*Written instruction*. Gather every line from the entries below that includes "ylabel".

*Entries*.

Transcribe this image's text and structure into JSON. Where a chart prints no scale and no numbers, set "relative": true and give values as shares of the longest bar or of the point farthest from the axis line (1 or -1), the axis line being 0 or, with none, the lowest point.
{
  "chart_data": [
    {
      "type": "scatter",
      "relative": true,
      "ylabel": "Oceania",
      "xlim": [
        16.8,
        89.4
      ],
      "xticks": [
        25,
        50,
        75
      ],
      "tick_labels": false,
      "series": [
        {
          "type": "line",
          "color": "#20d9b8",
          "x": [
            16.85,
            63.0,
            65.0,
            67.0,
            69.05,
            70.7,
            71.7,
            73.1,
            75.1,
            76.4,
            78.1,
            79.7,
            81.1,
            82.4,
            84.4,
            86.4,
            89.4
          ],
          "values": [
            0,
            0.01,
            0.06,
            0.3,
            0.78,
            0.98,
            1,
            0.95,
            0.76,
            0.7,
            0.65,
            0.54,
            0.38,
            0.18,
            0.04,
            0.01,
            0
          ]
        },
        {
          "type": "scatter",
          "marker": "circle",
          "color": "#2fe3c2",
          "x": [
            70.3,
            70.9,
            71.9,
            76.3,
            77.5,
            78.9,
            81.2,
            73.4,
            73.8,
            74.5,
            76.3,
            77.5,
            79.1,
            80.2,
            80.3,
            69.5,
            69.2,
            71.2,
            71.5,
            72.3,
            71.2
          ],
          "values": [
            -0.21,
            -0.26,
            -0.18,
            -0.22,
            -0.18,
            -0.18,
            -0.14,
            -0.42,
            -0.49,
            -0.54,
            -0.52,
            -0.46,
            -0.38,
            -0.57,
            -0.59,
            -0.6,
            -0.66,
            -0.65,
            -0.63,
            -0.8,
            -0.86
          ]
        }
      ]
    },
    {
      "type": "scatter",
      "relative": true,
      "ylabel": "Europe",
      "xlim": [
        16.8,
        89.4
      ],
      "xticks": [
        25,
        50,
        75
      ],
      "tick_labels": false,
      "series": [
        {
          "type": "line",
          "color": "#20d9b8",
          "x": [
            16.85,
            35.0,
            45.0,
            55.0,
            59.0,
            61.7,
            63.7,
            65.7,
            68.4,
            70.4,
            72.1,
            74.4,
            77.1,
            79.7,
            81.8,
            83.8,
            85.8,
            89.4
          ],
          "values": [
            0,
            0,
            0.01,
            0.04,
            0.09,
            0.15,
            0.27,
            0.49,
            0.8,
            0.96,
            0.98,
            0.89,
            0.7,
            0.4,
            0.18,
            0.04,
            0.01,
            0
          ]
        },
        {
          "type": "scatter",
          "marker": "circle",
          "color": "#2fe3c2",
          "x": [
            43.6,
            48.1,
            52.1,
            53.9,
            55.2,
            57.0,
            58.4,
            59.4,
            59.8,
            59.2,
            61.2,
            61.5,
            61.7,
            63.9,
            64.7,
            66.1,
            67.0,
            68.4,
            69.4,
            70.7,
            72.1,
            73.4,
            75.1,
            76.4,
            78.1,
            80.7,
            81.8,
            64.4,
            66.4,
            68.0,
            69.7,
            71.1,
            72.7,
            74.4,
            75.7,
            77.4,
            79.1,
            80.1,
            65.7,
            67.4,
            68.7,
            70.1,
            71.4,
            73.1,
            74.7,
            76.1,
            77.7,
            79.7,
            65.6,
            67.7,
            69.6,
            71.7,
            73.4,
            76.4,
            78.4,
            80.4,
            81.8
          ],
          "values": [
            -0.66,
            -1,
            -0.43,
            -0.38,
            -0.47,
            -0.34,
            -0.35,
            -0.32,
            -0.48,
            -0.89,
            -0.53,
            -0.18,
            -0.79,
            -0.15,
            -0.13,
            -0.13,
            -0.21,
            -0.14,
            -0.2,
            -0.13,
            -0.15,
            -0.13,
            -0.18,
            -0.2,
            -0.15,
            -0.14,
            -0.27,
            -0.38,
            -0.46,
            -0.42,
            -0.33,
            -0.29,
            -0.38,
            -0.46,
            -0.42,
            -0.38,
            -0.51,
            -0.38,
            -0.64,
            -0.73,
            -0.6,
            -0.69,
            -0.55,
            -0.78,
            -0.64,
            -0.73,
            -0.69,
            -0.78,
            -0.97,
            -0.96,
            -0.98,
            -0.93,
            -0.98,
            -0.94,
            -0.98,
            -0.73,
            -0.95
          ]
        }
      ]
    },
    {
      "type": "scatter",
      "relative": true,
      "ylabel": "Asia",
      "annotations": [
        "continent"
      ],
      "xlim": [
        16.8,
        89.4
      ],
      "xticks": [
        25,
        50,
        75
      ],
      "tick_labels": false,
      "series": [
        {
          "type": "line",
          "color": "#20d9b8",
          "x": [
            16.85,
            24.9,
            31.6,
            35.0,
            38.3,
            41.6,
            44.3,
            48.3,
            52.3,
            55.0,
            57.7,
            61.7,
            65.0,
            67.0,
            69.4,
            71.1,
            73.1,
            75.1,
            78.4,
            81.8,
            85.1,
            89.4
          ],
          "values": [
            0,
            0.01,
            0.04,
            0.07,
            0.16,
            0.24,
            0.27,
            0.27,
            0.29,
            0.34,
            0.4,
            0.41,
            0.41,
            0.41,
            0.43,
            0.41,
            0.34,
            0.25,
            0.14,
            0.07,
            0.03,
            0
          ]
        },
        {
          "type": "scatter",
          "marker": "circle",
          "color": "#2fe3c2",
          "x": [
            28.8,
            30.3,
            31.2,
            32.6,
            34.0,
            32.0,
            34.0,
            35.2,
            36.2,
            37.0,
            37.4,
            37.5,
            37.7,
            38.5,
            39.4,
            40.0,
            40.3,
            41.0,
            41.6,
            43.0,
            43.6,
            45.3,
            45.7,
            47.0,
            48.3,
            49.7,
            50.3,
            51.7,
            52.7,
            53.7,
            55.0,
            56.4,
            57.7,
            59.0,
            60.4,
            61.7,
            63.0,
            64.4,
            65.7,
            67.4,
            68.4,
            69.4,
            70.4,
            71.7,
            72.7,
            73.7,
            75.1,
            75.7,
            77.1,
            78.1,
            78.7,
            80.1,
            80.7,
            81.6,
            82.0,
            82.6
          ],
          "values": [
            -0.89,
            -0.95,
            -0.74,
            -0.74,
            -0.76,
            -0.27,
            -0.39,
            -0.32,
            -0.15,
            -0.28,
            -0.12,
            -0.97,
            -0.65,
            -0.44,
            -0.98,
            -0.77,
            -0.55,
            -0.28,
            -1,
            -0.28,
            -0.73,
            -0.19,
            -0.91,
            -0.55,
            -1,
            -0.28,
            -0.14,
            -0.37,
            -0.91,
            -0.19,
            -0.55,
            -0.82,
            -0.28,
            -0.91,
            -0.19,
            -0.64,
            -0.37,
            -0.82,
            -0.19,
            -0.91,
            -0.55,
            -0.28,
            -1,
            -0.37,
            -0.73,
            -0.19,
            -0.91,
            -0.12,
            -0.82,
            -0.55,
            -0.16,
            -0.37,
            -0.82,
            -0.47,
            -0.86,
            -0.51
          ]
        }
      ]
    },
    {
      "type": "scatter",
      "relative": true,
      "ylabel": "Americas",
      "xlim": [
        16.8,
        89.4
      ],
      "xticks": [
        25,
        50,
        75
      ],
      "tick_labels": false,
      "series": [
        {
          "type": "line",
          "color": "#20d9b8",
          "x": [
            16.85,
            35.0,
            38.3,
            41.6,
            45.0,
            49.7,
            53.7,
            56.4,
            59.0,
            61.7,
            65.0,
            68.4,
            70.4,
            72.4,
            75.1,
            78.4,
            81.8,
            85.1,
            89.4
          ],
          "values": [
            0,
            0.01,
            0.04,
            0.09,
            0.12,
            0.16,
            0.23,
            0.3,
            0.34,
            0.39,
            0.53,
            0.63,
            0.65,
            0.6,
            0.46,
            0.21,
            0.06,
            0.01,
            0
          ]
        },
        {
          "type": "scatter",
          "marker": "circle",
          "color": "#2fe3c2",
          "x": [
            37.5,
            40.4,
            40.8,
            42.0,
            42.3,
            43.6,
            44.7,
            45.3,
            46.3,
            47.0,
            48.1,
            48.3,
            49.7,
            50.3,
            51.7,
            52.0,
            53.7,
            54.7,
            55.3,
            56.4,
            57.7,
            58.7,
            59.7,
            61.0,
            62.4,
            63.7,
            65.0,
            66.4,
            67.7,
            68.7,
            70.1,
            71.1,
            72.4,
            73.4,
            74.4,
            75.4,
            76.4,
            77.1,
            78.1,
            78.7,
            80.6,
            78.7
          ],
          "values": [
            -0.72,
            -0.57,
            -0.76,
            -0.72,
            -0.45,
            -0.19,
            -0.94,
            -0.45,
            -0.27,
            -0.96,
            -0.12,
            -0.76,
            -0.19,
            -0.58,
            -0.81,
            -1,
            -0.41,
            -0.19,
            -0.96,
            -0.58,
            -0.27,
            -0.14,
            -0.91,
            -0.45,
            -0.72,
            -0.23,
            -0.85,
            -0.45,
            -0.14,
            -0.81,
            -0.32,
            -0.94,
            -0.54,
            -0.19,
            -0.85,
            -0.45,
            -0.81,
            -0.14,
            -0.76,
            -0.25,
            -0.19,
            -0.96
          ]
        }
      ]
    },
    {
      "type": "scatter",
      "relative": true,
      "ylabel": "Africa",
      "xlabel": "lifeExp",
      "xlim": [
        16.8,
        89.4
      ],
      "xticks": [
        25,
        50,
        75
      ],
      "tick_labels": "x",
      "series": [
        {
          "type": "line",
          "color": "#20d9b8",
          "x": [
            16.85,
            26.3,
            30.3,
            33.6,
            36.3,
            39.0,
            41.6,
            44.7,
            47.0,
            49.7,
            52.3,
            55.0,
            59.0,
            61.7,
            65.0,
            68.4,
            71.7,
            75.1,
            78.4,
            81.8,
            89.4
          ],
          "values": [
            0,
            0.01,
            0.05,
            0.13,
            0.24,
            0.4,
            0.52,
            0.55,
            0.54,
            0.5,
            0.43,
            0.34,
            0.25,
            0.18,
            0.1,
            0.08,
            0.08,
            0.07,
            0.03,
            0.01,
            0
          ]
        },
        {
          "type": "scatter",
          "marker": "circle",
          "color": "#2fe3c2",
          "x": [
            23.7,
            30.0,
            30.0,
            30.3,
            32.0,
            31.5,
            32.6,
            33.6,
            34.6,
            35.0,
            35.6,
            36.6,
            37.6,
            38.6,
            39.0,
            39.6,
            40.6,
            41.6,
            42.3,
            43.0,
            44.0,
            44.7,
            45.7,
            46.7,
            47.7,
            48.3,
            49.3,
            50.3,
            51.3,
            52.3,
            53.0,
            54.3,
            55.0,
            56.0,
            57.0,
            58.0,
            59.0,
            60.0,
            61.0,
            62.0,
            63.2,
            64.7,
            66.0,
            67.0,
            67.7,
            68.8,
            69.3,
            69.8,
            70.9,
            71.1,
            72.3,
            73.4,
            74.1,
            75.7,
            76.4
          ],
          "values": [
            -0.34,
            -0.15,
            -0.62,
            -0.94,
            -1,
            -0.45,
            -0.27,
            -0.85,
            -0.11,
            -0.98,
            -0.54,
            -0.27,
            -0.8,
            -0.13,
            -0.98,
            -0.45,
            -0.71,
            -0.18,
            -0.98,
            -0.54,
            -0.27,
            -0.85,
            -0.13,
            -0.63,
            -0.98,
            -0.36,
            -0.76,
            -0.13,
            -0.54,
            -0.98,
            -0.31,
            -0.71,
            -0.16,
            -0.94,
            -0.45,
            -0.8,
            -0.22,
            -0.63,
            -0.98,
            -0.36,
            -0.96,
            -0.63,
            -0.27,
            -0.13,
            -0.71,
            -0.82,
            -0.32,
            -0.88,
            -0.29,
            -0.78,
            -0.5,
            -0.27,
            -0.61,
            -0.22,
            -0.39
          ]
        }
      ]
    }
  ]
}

*Written reply*.
      "ylabel": "Oceania",
      "ylabel": "Europe",
      "ylabel": "Asia",
      "ylabel": "Americas",
      "ylabel": "Africa",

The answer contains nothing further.